> _Kurze Aufgabe 1_
Gib aus dem Auszug zur Betriebsrente bei Teilzeit den Abschnitt von „Ermittlung eines Teilzeitfaktors“ bis „Leitsatz (redaktionell)“ wortgetreu wieder.
> _Kurze Aufgabe 2_
Tippe bitte die Datensätze vom Anfang bis einschließlich der Zeile, die „white-balance-tool-icon[interactable]: ✒ bbox=[46, 23, 60, 37]“ enthält, unverändert ab.

> _Zu lesender Auszug_
Entscheidungsstichwort (Thema)

Ermittlung eines Teilzeitfaktors für die Berechnung der Betriebsrente nach Wechsel von Vollzeit- in Teilzeitarbeit. Benachteiligung des Teilzeitbeschäftigten bei der Berechnung der Betriebsrente

 

Leitsatz (redaktionell)

1. Hat der Arbeitnehmer die letzten Jahre des Arbeitsverhältnisses in Teilzeit im Umfang von 50 % der Arbeitszeit eines regelmäßig in Vollzeit beschäftigten Mitarbeiters gearbeitet, ist sein pensionsfähiger Arbeitsverdienst nach den Regeln der Versorgungsordnung zu kürzen und ein Teilzeitfaktor zu ermitteln. War der Beschäftigte 258 Monate in Vollzeit und 39 Monate in 50 % Teilzeit beschäftigt, errechnet sich ein Teilzeitfaktor von 277,5:297 = 93,43 %.

2. Sieht die Versorgungsordnung eine Beschränkung bei der Ermittlung des Teilzeitfaktors auf die letzten fünf Jahre der Beschäftigung vor, ist diese Regelung wegen Verstoß gegen § 4 Abs. 1 TzBfG i.V.m. § 134 BGB unwirksam. Denn diese Regelung führt zu derart massiven Ungerechtigkeiten, dass sie mit dem Grundsatz der gleichen Vergütung von Teilzeit- und Vollzeitbeschäftigten nicht zu vereinbaren ist.

 

Normenkette

RL 97/81/EG § 4 Nr. 2; BetrAVG § 1b Abs. 1, § 2 Abs. 1; TzBfG § 4 Abs. 1; BGB § 134; Versorgungsordnung Abschn. III. Nr. 1 Fassung: 1975-12-03, Nr. 2 Fassung: 1975-12-03, Nr. 3 Fassung: 1975-12-03

 

Verfahrensgang

ArbG Lübeck (Entscheidung vom 08.12.2020; Aktenzeichen 3 Ca 1941/20)

> _Bereitgestellte Daten_
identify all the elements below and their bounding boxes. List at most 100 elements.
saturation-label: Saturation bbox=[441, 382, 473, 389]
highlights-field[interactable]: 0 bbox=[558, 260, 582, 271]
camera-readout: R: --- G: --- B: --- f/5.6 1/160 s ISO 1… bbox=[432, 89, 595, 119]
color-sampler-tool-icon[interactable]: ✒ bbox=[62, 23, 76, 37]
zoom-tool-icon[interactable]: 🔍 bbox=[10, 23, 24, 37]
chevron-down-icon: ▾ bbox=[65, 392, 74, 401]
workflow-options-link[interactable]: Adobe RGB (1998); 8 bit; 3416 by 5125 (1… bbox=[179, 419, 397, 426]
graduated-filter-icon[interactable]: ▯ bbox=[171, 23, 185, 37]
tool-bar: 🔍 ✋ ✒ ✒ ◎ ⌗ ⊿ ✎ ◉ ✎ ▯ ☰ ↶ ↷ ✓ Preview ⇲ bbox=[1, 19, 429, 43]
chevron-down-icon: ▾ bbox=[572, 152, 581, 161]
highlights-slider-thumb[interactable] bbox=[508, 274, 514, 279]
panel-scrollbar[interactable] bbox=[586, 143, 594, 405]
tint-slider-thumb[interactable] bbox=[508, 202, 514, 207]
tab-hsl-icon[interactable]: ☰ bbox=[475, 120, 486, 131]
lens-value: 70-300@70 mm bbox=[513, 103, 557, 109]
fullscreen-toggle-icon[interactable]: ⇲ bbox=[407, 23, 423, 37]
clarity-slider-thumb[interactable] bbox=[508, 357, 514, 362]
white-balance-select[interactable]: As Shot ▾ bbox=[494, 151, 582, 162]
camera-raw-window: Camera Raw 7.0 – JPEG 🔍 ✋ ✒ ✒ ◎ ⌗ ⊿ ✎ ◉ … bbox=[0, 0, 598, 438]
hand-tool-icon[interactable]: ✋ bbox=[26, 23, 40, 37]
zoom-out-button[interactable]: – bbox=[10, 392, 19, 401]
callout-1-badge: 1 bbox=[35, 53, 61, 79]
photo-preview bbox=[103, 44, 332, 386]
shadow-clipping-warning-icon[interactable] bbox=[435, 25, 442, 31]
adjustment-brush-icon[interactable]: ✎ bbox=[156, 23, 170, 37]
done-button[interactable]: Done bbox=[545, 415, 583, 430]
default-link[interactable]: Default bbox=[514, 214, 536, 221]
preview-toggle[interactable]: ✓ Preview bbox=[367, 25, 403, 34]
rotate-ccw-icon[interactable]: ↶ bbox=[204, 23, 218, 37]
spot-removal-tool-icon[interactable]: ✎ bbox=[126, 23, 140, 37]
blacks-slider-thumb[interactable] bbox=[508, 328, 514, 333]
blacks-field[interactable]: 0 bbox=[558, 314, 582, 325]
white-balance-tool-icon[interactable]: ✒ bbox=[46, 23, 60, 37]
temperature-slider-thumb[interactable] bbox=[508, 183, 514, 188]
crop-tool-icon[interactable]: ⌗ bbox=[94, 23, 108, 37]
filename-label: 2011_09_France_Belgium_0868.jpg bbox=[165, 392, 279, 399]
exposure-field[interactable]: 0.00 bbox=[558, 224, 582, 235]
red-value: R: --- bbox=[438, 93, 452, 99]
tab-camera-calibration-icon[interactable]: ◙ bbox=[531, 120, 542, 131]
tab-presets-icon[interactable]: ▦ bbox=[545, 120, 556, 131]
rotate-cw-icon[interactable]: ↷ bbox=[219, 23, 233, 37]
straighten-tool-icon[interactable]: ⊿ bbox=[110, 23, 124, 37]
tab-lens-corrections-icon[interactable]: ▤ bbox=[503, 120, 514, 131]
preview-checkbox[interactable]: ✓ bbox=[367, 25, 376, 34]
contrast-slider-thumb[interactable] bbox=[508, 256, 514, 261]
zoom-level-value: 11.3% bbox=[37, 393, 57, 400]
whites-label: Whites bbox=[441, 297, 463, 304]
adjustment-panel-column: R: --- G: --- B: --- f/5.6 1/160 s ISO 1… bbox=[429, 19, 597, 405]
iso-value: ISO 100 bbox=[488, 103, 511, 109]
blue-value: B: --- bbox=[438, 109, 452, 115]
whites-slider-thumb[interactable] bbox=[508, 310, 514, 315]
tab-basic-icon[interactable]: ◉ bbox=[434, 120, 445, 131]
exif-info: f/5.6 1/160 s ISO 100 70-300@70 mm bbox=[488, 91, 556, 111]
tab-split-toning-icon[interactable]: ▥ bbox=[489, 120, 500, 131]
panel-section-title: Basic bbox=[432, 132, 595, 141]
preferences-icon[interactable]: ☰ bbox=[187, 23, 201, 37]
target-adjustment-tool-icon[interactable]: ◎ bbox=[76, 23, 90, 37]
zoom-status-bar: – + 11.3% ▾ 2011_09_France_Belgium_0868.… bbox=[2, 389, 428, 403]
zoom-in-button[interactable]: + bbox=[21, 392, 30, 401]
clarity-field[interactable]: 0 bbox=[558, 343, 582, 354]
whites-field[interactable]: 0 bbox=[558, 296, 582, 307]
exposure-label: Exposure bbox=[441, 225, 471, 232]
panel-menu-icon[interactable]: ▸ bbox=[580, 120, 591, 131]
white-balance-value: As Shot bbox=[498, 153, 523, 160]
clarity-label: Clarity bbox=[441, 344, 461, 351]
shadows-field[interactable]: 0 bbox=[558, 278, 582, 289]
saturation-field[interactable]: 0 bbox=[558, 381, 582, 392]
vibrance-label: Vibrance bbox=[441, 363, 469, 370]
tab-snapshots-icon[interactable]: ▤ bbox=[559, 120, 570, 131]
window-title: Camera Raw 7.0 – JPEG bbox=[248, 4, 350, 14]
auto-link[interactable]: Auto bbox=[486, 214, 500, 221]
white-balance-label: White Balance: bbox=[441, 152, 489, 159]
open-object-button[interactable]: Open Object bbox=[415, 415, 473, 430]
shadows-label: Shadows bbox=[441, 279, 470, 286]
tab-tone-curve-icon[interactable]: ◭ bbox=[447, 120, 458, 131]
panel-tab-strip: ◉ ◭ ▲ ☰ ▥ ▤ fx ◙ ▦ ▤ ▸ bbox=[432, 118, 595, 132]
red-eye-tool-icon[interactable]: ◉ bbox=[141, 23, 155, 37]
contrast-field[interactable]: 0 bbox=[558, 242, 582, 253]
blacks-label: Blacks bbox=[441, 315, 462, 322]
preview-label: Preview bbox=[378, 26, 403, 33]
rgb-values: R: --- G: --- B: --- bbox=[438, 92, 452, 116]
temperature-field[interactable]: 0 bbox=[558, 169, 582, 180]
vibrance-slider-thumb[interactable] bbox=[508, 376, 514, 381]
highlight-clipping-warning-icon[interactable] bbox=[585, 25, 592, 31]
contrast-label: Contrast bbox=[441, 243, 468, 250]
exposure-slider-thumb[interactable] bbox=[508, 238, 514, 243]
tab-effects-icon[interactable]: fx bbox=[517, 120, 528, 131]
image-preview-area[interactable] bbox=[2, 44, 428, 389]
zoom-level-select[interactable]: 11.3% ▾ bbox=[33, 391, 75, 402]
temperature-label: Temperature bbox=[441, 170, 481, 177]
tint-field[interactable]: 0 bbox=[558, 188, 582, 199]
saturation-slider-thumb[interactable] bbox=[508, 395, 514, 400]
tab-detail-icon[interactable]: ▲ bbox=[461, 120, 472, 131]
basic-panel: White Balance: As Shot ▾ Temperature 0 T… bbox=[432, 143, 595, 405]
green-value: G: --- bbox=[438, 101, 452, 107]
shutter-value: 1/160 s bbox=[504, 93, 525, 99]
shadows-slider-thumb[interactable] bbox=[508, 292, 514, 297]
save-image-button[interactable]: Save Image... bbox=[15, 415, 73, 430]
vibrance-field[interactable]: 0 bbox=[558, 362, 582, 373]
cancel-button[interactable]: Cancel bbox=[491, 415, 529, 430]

> _Schriftliche Antwort 1_
Ermittlung eines Teilzeitfaktors für die Berechnung der Betriebsrente nach Wechsel von Vollzeit- in Teilzeitarbeit. Benachteiligung des Teilzeitbeschäftigten bei der Berechnung der Betriebsrente

 

Leitsatz (redaktionell)

> _Schriftliche Antwort 2_
identify all the elements below and their bounding boxes. List at most 100 elements.
saturation-label: Saturation bbox=[441, 382, 473, 389]
highlights-field[interactable]: 0 bbox=[558, 260, 582, 271]
camera-readout: R: --- G: --- B: --- f/5.6 1/160 s ISO 1… bbox=[432, 89, 595, 119]
color-sampler-tool-icon[interactable]: ✒ bbox=[62, 23, 76, 37]
zoom-tool-icon[interactable]: 🔍 bbox=[10, 23, 24, 37]
chevron-down-icon: ▾ bbox=[65, 392, 74, 401]
workflow-options-link[interactable]: Adobe RGB (1998); 8 bit; 3416 by 5125 (1… bbox=[179, 419, 397, 426]
graduated-filter-icon[interactable]: ▯ bbox=[171, 23, 185, 37]
tool-bar: 🔍 ✋ ✒ ✒ ◎ ⌗ ⊿ ✎ ◉ ✎ ▯ ☰ ↶ ↷ ✓ Preview ⇲ bbox=[1, 19, 429, 43]
chevron-down-icon: ▾ bbox=[572, 152, 581, 161]
highlights-slider-thumb[interactable] bbox=[508, 274, 514, 279]
panel-scrollbar[interactable] bbox=[586, 143, 594, 405]
tint-slider-thumb[interactable] bbox=[508, 202, 514, 207]
tab-hsl-icon[interactable]: ☰ bbox=[475, 120, 486, 131]
lens-value: 70-300@70 mm bbox=[513, 103, 557, 109]
fullscreen-toggle-icon[interactable]: ⇲ bbox=[407, 23, 423, 37]
clarity-slider-thumb[interactable] bbox=[508, 357, 514, 362]
white-balance-select[interactable]: As Shot ▾ bbox=[494, 151, 582, 162]
camera-raw-window: Camera Raw 7.0 – JPEG 🔍 ✋ ✒ ✒ ◎ ⌗ ⊿ ✎ ◉ … bbox=[0, 0, 598, 438]
hand-tool-icon[interactable]: ✋ bbox=[26, 23, 40, 37]
zoom-out-button[interactable]: – bbox=[10, 392, 19, 401]
callout-1-badge: 1 bbox=[35, 53, 61, 79]
photo-preview bbox=[103, 44, 332, 386]
shadow-clipping-warning-icon[interactable] bbox=[435, 25, 442, 31]
adjustment-brush-icon[interactable]: ✎ bbox=[156, 23, 170, 37]
done-button[interactable]: Done bbox=[545, 415, 583, 430]
default-link[interactable]: Default bbox=[514, 214, 536, 221]
preview-toggle[interactable]: ✓ Preview bbox=[367, 25, 403, 34]
rotate-ccw-icon[interactable]: ↶ bbox=[204, 23, 218, 37]
spot-removal-tool-icon[interactable]: ✎ bbox=[126, 23, 140, 37]
blacks-slider-thumb[interactable] bbox=[508, 328, 514, 333]
blacks-field[interactable]: 0 bbox=[558, 314, 582, 325]
white-balance-tool-icon[interactable]: ✒ bbox=[46, 23, 60, 37]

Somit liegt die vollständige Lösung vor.